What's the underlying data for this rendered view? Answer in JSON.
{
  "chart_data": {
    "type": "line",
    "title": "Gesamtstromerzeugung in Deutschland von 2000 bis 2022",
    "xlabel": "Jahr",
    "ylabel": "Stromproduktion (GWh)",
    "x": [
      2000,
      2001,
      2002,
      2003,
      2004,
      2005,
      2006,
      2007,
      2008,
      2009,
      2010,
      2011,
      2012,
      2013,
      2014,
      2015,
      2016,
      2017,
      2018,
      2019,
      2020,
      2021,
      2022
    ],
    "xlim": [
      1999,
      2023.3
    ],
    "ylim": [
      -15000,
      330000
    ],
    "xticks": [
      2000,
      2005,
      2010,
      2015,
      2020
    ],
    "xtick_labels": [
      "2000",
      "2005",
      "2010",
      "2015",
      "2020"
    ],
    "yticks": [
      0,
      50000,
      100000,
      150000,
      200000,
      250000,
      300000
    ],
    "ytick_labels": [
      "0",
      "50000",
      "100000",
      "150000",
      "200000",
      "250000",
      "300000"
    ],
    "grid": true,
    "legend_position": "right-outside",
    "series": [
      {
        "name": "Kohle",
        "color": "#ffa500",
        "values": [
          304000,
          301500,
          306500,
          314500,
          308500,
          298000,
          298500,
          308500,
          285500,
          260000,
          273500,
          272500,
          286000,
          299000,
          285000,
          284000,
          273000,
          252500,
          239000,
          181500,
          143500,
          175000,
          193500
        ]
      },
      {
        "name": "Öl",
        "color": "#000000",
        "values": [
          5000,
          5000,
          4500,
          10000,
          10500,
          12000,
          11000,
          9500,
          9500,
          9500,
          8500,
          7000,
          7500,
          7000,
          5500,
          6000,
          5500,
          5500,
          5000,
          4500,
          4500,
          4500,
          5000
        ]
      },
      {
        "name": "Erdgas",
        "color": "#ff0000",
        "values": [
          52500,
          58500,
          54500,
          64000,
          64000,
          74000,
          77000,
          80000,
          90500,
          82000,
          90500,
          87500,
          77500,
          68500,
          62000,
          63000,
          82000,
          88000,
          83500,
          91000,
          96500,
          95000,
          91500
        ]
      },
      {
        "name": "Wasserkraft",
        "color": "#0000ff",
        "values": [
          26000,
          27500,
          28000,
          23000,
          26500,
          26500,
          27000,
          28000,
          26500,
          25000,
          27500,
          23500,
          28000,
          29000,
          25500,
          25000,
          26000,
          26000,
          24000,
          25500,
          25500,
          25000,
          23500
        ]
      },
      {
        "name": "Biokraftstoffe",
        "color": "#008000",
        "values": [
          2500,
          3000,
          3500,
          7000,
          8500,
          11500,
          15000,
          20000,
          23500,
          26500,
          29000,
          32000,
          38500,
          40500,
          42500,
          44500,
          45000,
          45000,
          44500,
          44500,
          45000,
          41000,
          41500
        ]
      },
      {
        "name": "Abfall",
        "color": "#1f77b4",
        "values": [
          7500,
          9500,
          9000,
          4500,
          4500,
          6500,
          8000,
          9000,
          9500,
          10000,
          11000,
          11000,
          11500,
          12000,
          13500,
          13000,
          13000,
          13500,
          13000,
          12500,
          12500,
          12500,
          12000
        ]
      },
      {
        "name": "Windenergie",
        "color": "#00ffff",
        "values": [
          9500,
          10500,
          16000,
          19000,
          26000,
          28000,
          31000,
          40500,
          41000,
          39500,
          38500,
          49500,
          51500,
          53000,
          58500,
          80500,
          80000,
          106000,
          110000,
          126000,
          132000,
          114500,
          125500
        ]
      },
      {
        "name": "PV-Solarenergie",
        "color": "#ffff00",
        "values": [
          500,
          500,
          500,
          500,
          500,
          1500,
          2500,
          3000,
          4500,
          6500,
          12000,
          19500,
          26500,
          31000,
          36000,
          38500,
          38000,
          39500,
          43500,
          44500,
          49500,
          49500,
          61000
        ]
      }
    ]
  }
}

•••••

Transcribe the whole listing with nothing added or left out.

Answer below:
What's the underlying data for this rendered view? Answer in JSON.
{
  "chart_data": {
    "type": "line",
    "title": "Gesamtstromerzeugung in Deutschland von 2000 bis 2022",
    "xlabel": "Jahr",
    "ylabel": "Stromproduktion (GWh)",
    "x": [
      2000,
      2001,
      2002,
      2003,
      2004,
      2005,
      2006,
      2007,
      2008,
      2009,
      2010,
      2011,
      2012,
      2013,
      2014,
      2015,
      2016,
      2017,
      2018,
      2019,
      2020,
      2021,
      2022
    ],
    "xlim": [
      1999,
      2023.3
    ],
    "ylim": [
      -15000,
      330000
    ],
    "xticks": [
      2000,
      2005,
      2010,
      2015,
      2020
    ],
    "xtick_labels": [
      "2000",
      "2005",
      "2010",
      "2015",
      "2020"
    ],
    "yticks": [
      0,
      50000,
      100000,
      150000,
      200000,
      250000,
      300000
    ],
    "ytick_labels": [
      "0",
      "50000",
      "100000",
      "150000",
      "200000",
      "250000",
      "300000"
    ],
    "grid": true,
    "legend_position": "right-outside",
    "series": [
      {
        "name": "Kohle",
        "color": "#ffa500",
        "values": [
          304000,
          301500,
          306500,
          314500,
          308500,
          298000,
          298500,
          308500,
          285500,
          260000,
          273500,
          272500,
          286000,
          299000,
          285000,
          284000,
          273000,
          252500,
          239000,
          181500,
          143500,
          175000,
          193500
        ]
      },
      {
        "name": "Öl",
        "color": "#000000",
        "values": [
          5000,
          5000,
          4500,
          10000,
          10500,
          12000,
          11000,
          9500,
          9500,
          9500,
          8500,
          7000,
          7500,
          7000,
          5500,
          6000,
          5500,
          5500,
          5000,
          4500,
          4500,
          4500,
          5000
        ]
      },
      {
        "name": "Erdgas",
        "color": "#ff0000",
        "values": [
          52500,
          58500,
          54500,
          64000,
          64000,
          74000,
          77000,
          80000,
          90500,
          82000,
          90500,
          87500,
          77500,
          68500,
          62000,
          63000,
          82000,
          88000,
          83500,
          91000,
          96500,
          95000,
          91500
        ]
      },
      {
        "name": "Wasserkraft",
        "color": "#0000ff",
        "values": [
          26000,
          27500,
          28000,
          23000,
          26500,
          26500,
          27000,
          28000,
          26500,
          25000,
          27500,
          23500,
          28000,
          29000,
          25500,
          25000,
          26000,
          26000,
          24000,
          25500,
          25500,
          25000,
          23500
        ]
      },
      {
        "name": "Biokraftstoffe",
        "color": "#008000",
        "values": [
          2500,
          3000,
          3500,
          7000,
          8500,
          11500,
          15000,
          20000,
          23500,
          26500,
          29000,
          32000,
          38500,
          40500,
          42500,
          44500,
          45000,
          45000,
          44500,
          44500,
          45000,
          41000,
          41500
        ]
      },
      {
        "name": "Abfall",
        "color": "#1f77b4",
        "values": [
          7500,
          9500,
          9000,
          4500,
          4500,
          6500,
          8000,
          9000,
          9500,
          10000,
          11000,
          11000,
          11500,
          12000,
          13500,
          13000,
          13000,
          13500,
          13000,
          12500,
          12500,
          12500,
          12000
        ]
      },
      {
        "name": "Windenergie",
        "color": "#00ffff",
        "values": [
          9500,
          10500,
          16000,
          19000,
          26000,
          28000,
          31000,
          40500,
          41000,
          39500,
          38500,
          49500,
          51500,
          53000,
          58500,
          80500,
          80000,
          106000,
          110000,
          126000,
          132000,
          114500,
          125500
        ]
      },
      {
        "name": "PV-Solarenergie",
        "color": "#ffff00",
        "values": [
          500,
          500,
          500,
          500,
          500,
          1500,
          2500,
          3000,
          4500,
          6500,
          12000,
          19500,
          26500,
          31000,
          36000,
          38500,
          38000,
          39500,
          43500,
          44500,
          49500,
          49500,
          61000
        ]
      }
    ]
  }
}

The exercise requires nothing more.